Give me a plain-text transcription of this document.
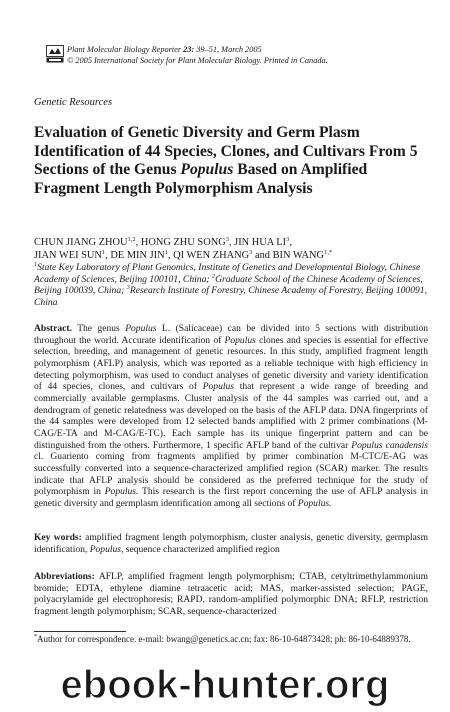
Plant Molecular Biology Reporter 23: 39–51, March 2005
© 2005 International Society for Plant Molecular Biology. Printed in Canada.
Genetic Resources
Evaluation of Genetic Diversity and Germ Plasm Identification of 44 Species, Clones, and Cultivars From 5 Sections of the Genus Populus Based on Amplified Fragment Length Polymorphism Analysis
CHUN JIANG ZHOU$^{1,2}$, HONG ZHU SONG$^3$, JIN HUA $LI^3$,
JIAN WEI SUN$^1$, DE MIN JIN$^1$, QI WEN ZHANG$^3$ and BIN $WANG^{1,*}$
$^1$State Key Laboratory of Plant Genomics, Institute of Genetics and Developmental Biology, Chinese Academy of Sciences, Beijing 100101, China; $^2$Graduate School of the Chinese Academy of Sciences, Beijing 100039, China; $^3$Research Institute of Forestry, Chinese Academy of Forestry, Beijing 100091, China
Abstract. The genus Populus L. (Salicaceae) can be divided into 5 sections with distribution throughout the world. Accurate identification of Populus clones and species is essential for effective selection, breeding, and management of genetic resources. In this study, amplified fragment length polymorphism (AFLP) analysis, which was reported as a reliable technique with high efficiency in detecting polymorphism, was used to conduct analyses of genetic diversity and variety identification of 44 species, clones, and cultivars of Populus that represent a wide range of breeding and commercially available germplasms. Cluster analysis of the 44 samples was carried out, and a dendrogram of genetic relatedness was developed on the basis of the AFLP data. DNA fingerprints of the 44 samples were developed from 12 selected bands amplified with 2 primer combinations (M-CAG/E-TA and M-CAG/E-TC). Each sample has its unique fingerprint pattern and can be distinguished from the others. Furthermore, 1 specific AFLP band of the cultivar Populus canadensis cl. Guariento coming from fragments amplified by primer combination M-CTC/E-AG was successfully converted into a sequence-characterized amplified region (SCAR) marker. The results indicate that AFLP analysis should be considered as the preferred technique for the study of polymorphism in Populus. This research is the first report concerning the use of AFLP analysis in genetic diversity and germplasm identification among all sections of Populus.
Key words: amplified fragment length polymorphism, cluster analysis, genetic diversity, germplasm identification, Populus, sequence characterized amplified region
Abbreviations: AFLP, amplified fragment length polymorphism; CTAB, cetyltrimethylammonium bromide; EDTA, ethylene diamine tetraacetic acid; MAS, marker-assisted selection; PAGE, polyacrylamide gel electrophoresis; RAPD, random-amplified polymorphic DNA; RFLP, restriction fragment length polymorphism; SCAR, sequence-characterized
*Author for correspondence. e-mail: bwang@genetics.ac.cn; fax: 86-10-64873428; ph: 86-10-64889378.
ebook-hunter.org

WHAT YOU WILL DO =
Say how many lines of the material above include the word "Molecular", giving the number alone.

ANSWER TO THE PROBLEM =
2